To do. Extract each line of the material that follows exactly and omit its pictures.
── Records for the task
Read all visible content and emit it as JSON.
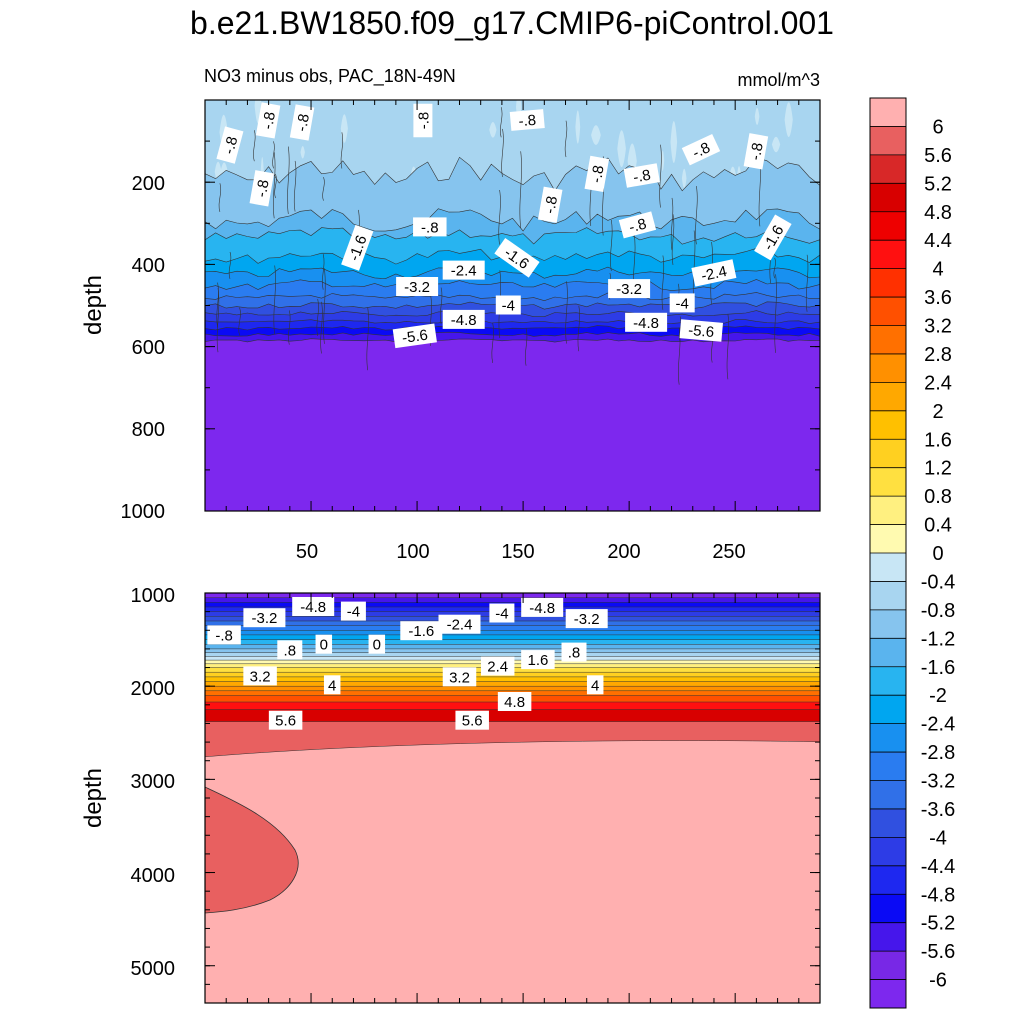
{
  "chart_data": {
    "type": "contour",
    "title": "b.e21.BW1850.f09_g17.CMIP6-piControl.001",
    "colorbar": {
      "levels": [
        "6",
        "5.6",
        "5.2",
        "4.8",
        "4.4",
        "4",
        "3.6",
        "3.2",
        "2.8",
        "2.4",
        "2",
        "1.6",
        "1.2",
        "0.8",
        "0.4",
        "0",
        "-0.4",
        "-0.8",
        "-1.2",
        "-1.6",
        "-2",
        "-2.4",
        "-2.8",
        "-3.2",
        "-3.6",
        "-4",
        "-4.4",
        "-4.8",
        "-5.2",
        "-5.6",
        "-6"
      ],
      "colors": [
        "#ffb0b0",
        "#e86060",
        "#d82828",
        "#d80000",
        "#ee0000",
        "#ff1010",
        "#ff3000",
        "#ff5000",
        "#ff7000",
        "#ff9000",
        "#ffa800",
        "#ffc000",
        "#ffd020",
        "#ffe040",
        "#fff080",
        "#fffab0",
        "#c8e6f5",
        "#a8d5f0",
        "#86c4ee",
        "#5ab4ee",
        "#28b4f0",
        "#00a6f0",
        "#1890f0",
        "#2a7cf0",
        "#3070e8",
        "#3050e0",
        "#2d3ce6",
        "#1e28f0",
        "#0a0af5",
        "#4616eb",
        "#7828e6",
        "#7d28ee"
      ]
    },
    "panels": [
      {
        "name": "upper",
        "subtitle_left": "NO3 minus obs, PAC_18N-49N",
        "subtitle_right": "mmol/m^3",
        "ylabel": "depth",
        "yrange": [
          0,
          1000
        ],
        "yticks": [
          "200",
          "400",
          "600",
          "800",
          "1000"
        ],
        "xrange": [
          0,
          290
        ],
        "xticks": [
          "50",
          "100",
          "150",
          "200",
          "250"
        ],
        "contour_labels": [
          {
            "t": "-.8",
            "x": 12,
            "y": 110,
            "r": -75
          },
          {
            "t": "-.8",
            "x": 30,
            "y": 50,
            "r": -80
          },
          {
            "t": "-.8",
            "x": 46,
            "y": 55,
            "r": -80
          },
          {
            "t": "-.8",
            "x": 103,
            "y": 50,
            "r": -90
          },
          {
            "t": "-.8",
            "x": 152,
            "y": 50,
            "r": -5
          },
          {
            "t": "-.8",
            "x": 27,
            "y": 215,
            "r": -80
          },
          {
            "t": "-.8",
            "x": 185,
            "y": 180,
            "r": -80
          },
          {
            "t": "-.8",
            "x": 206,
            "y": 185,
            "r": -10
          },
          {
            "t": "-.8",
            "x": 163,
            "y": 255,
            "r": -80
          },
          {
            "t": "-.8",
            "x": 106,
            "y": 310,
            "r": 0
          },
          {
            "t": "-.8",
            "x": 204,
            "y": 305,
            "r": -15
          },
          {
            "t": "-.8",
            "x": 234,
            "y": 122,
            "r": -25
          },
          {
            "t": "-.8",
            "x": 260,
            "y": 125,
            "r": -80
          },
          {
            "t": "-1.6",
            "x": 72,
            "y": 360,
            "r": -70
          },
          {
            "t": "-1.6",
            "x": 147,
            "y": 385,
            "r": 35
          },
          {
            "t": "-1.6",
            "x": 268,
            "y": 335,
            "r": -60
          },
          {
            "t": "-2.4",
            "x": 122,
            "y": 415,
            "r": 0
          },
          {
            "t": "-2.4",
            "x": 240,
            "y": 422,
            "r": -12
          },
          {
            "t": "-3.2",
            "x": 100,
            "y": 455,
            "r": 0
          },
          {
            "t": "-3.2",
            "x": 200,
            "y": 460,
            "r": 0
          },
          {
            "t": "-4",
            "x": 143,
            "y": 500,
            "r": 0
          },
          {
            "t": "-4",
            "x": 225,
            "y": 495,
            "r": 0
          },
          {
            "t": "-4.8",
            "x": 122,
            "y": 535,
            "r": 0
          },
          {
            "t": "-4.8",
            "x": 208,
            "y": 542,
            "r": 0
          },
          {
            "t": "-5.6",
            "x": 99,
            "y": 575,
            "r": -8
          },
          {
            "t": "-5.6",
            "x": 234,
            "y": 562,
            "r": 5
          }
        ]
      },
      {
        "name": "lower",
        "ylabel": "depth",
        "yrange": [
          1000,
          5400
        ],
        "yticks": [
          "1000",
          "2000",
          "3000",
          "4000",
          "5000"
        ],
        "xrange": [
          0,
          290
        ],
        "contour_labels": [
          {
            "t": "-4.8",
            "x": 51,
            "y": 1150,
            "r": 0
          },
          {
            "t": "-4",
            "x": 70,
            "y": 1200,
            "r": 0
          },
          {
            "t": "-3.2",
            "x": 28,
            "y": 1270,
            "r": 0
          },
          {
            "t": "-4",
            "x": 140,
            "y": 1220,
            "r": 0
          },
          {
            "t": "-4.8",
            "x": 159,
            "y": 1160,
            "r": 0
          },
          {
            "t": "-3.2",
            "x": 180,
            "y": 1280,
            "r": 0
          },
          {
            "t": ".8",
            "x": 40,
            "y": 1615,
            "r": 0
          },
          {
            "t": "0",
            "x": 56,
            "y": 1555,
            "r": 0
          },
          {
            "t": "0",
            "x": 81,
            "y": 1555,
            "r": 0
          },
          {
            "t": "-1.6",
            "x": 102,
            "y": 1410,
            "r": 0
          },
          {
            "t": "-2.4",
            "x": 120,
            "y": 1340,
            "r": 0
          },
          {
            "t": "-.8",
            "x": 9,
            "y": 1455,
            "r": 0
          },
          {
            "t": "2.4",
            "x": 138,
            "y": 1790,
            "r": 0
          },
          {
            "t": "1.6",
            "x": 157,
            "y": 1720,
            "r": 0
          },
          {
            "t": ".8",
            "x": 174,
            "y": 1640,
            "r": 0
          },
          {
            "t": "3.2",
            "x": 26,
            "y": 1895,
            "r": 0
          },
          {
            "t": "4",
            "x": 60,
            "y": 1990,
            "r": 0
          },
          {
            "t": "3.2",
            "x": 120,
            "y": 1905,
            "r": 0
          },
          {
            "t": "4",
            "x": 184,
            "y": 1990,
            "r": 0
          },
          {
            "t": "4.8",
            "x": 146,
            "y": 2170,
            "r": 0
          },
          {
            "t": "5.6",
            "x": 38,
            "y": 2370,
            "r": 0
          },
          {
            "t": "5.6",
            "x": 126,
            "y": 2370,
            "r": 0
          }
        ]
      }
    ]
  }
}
────
Response.
Read all visible content and emit it as JSON.
{
  "chart_data": {
    "type": "contour",
    "title": "b.e21.BW1850.f09_g17.CMIP6-piControl.001",
    "colorbar": {
      "levels": [
        "6",
        "5.6",
        "5.2",
        "4.8",
        "4.4",
        "4",
        "3.6",
        "3.2",
        "2.8",
        "2.4",
        "2",
        "1.6",
        "1.2",
        "0.8",
        "0.4",
        "0",
        "-0.4",
        "-0.8",
        "-1.2",
        "-1.6",
        "-2",
        "-2.4",
        "-2.8",
        "-3.2",
        "-3.6",
        "-4",
        "-4.4",
        "-4.8",
        "-5.2",
        "-5.6",
        "-6"
      ],
      "colors": [
        "#ffb0b0",
        "#e86060",
        "#d82828",
        "#d80000",
        "#ee0000",
        "#ff1010",
        "#ff3000",
        "#ff5000",
        "#ff7000",
        "#ff9000",
        "#ffa800",
        "#ffc000",
        "#ffd020",
        "#ffe040",
        "#fff080",
        "#fffab0",
        "#c8e6f5",
        "#a8d5f0",
        "#86c4ee",
        "#5ab4ee",
        "#28b4f0",
        "#00a6f0",
        "#1890f0",
        "#2a7cf0",
        "#3070e8",
        "#3050e0",
        "#2d3ce6",
        "#1e28f0",
        "#0a0af5",
        "#4616eb",
        "#7828e6",
        "#7d28ee"
      ]
    },
    "panels": [
      {
        "name": "upper",
        "subtitle_left": "NO3 minus obs, PAC_18N-49N",
        "subtitle_right": "mmol/m^3",
        "ylabel": "depth",
        "yrange": [
          0,
          1000
        ],
        "yticks": [
          "200",
          "400",
          "600",
          "800",
          "1000"
        ],
        "xrange": [
          0,
          290
        ],
        "xticks": [
          "50",
          "100",
          "150",
          "200",
          "250"
        ],
        "contour_labels": [
          {
            "t": "-.8",
            "x": 12,
            "y": 110,
            "r": -75
          },
          {
            "t": "-.8",
            "x": 30,
            "y": 50,
            "r": -80
          },
          {
            "t": "-.8",
            "x": 46,
            "y": 55,
            "r": -80
          },
          {
            "t": "-.8",
            "x": 103,
            "y": 50,
            "r": -90
          },
          {
            "t": "-.8",
            "x": 152,
            "y": 50,
            "r": -5
          },
          {
            "t": "-.8",
            "x": 27,
            "y": 215,
            "r": -80
          },
          {
            "t": "-.8",
            "x": 185,
            "y": 180,
            "r": -80
          },
          {
            "t": "-.8",
            "x": 206,
            "y": 185,
            "r": -10
          },
          {
            "t": "-.8",
            "x": 163,
            "y": 255,
            "r": -80
          },
          {
            "t": "-.8",
            "x": 106,
            "y": 310,
            "r": 0
          },
          {
            "t": "-.8",
            "x": 204,
            "y": 305,
            "r": -15
          },
          {
            "t": "-.8",
            "x": 234,
            "y": 122,
            "r": -25
          },
          {
            "t": "-.8",
            "x": 260,
            "y": 125,
            "r": -80
          },
          {
            "t": "-1.6",
            "x": 72,
            "y": 360,
            "r": -70
          },
          {
            "t": "-1.6",
            "x": 147,
            "y": 385,
            "r": 35
          },
          {
            "t": "-1.6",
            "x": 268,
            "y": 335,
            "r": -60
          },
          {
            "t": "-2.4",
            "x": 122,
            "y": 415,
            "r": 0
          },
          {
            "t": "-2.4",
            "x": 240,
            "y": 422,
            "r": -12
          },
          {
            "t": "-3.2",
            "x": 100,
            "y": 455,
            "r": 0
          },
          {
            "t": "-3.2",
            "x": 200,
            "y": 460,
            "r": 0
          },
          {
            "t": "-4",
            "x": 143,
            "y": 500,
            "r": 0
          },
          {
            "t": "-4",
            "x": 225,
            "y": 495,
            "r": 0
          },
          {
            "t": "-4.8",
            "x": 122,
            "y": 535,
            "r": 0
          },
          {
            "t": "-4.8",
            "x": 208,
            "y": 542,
            "r": 0
          },
          {
            "t": "-5.6",
            "x": 99,
            "y": 575,
            "r": -8
          },
          {
            "t": "-5.6",
            "x": 234,
            "y": 562,
            "r": 5
          }
        ]
      },
      {
        "name": "lower",
        "ylabel": "depth",
        "yrange": [
          1000,
          5400
        ],
        "yticks": [
          "1000",
          "2000",
          "3000",
          "4000",
          "5000"
        ],
        "xrange": [
          0,
          290
        ],
        "contour_labels": [
          {
            "t": "-4.8",
            "x": 51,
            "y": 1150,
            "r": 0
          },
          {
            "t": "-4",
            "x": 70,
            "y": 1200,
            "r": 0
          },
          {
            "t": "-3.2",
            "x": 28,
            "y": 1270,
            "r": 0
          },
          {
            "t": "-4",
            "x": 140,
            "y": 1220,
            "r": 0
          },
          {
            "t": "-4.8",
            "x": 159,
            "y": 1160,
            "r": 0
          },
          {
            "t": "-3.2",
            "x": 180,
            "y": 1280,
            "r": 0
          },
          {
            "t": ".8",
            "x": 40,
            "y": 1615,
            "r": 0
          },
          {
            "t": "0",
            "x": 56,
            "y": 1555,
            "r": 0
          },
          {
            "t": "0",
            "x": 81,
            "y": 1555,
            "r": 0
          },
          {
            "t": "-1.6",
            "x": 102,
            "y": 1410,
            "r": 0
          },
          {
            "t": "-2.4",
            "x": 120,
            "y": 1340,
            "r": 0
          },
          {
            "t": "-.8",
            "x": 9,
            "y": 1455,
            "r": 0
          },
          {
            "t": "2.4",
            "x": 138,
            "y": 1790,
            "r": 0
          },
          {
            "t": "1.6",
            "x": 157,
            "y": 1720,
            "r": 0
          },
          {
            "t": ".8",
            "x": 174,
            "y": 1640,
            "r": 0
          },
          {
            "t": "3.2",
            "x": 26,
            "y": 1895,
            "r": 0
          },
          {
            "t": "4",
            "x": 60,
            "y": 1990,
            "r": 0
          },
          {
            "t": "3.2",
            "x": 120,
            "y": 1905,
            "r": 0
          },
          {
            "t": "4",
            "x": 184,
            "y": 1990,
            "r": 0
          },
          {
            "t": "4.8",
            "x": 146,
            "y": 2170,
            "r": 0
          },
          {
            "t": "5.6",
            "x": 38,
            "y": 2370,
            "r": 0
          },
          {
            "t": "5.6",
            "x": 126,
            "y": 2370,
            "r": 0
          }
        ]
      }
    ]
  }
}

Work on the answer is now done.